## Extracted records
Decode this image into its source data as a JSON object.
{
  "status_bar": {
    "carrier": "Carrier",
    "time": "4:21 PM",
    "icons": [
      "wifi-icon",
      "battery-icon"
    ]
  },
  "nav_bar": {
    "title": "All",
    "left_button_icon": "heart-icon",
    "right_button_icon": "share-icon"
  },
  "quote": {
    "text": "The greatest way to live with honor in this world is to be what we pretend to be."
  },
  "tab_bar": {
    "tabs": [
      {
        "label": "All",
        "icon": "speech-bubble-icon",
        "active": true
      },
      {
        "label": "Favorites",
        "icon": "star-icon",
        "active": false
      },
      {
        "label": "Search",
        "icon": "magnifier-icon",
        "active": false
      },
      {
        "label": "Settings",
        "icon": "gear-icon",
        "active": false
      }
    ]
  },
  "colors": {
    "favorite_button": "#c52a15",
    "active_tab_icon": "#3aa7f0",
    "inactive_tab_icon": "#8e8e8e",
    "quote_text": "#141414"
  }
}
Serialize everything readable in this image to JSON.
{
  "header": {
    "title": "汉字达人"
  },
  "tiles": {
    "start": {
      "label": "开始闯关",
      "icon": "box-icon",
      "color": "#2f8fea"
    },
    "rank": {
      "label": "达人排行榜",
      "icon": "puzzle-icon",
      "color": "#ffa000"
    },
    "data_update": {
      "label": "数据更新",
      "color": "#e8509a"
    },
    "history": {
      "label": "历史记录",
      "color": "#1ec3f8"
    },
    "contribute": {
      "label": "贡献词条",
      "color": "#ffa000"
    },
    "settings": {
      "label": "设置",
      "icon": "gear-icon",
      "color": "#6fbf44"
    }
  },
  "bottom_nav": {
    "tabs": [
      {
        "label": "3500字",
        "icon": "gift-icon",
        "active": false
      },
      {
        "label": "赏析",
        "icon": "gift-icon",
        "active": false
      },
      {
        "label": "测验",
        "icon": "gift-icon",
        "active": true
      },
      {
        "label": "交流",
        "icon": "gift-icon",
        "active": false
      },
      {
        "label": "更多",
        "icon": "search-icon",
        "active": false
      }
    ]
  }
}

## Aim of the exercise
Using the records above, find and show each line with the string "this".

## The reply
Decode this image into its source data as a JSON object.
    "text": "The greatest way to live with honor in this world is to be what we pretend to be."
Serialize everything readable in this image to JSON.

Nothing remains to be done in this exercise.